### WHAT THIS TASK INVOLVES
Tally how many lines of these entries hold the string "dans". Return the number alone.

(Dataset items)
************
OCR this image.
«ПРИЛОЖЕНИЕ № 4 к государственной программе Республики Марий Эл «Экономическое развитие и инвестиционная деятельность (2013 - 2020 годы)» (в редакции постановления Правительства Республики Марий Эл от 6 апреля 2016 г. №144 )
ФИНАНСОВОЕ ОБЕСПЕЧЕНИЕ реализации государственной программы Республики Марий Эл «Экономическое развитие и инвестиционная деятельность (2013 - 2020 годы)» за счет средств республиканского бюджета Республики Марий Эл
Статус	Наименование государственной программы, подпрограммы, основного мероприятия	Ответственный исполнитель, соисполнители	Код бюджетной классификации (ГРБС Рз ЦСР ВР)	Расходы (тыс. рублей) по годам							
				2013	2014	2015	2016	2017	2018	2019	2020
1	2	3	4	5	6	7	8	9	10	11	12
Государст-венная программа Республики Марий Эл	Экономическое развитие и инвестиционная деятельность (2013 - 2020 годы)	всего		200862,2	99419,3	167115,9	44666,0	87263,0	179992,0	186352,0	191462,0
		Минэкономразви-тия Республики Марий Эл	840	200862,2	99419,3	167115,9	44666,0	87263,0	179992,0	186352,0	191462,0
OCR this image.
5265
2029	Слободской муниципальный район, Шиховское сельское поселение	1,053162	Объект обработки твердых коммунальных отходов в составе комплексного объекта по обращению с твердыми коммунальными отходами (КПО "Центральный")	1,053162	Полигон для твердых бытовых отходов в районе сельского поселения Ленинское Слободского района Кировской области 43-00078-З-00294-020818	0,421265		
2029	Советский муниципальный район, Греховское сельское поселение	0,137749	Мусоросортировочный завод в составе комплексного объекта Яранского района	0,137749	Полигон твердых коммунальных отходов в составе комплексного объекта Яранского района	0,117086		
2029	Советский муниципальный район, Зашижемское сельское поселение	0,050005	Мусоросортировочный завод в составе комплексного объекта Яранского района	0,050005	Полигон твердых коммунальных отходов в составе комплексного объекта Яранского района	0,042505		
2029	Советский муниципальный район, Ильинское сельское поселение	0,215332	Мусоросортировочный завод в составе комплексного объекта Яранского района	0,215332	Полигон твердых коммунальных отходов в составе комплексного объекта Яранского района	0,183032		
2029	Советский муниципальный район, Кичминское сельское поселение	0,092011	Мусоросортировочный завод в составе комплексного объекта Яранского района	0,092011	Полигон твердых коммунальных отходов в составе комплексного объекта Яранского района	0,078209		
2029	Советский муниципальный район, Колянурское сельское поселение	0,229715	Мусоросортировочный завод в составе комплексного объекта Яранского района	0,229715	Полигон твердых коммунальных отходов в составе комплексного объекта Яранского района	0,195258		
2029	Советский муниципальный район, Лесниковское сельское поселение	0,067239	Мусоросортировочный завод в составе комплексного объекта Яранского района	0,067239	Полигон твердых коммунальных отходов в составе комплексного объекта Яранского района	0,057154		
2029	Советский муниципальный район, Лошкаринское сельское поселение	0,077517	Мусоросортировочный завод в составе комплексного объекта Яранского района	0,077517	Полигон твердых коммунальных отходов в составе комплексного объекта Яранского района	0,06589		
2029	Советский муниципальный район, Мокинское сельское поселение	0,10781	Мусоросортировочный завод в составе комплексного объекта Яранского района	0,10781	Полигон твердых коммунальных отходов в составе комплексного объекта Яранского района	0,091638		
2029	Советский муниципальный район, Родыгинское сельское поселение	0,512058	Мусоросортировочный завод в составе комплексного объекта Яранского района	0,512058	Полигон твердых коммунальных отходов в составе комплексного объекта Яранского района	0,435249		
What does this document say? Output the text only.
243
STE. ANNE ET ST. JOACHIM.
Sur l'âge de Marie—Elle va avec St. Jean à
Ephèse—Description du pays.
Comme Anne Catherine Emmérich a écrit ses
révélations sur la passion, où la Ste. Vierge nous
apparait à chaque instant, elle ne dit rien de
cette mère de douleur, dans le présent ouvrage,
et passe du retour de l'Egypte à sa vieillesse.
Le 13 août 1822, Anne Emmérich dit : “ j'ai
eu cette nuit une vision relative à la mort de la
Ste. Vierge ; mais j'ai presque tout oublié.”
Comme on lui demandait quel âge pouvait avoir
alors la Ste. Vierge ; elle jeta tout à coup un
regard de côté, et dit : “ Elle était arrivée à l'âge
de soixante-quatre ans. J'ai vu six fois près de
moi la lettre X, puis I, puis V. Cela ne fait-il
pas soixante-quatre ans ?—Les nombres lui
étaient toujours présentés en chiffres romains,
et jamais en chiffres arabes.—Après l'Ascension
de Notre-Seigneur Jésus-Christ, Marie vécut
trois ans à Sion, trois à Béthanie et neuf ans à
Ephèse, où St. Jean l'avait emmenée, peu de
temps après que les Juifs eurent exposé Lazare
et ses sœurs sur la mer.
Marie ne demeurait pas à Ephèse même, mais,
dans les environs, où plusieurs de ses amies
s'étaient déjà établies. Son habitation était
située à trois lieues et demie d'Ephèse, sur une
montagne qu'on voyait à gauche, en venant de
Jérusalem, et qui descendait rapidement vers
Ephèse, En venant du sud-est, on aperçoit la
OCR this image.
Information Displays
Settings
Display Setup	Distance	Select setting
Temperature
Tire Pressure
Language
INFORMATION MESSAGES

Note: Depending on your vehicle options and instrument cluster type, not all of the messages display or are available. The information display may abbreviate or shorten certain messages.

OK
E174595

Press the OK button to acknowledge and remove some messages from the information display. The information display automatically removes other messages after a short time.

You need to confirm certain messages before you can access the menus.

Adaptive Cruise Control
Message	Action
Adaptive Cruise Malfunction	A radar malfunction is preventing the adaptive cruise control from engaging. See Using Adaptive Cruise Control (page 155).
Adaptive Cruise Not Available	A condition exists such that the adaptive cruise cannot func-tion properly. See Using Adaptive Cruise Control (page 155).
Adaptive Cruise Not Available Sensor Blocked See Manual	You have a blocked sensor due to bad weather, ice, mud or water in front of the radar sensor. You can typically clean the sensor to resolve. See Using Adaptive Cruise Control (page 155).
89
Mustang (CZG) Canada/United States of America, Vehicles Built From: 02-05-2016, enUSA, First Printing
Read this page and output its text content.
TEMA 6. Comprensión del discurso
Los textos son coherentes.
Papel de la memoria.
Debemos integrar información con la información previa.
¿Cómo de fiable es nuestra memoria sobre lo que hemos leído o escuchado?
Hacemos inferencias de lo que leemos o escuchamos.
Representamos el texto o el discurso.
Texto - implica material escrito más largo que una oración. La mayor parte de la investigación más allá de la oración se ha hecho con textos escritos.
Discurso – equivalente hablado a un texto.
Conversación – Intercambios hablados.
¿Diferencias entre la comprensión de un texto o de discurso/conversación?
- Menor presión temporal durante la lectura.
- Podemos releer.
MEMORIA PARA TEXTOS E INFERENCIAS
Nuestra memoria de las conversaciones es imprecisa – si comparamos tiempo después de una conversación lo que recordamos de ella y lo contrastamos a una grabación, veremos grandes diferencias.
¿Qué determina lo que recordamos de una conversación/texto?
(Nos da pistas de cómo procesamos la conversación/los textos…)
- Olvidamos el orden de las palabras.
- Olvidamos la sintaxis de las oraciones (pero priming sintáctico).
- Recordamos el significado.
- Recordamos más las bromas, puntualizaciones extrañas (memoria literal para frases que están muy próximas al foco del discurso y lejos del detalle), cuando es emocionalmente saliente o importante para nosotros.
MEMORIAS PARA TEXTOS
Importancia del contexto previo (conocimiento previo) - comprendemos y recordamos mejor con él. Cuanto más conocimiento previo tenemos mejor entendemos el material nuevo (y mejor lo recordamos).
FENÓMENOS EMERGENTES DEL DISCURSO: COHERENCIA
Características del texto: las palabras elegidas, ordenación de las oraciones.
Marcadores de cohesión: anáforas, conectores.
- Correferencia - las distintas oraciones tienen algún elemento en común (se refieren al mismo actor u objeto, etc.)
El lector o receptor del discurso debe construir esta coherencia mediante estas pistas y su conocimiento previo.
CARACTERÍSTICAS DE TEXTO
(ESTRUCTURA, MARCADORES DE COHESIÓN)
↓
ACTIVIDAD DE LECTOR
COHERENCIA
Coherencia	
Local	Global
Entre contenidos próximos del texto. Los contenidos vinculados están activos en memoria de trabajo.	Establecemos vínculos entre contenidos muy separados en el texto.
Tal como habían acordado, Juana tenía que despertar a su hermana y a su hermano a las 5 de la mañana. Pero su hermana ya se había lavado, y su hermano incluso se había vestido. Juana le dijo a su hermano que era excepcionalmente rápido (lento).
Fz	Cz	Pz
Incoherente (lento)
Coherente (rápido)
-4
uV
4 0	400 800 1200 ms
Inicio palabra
************
### RESULT FOR THIS EXERCISE
2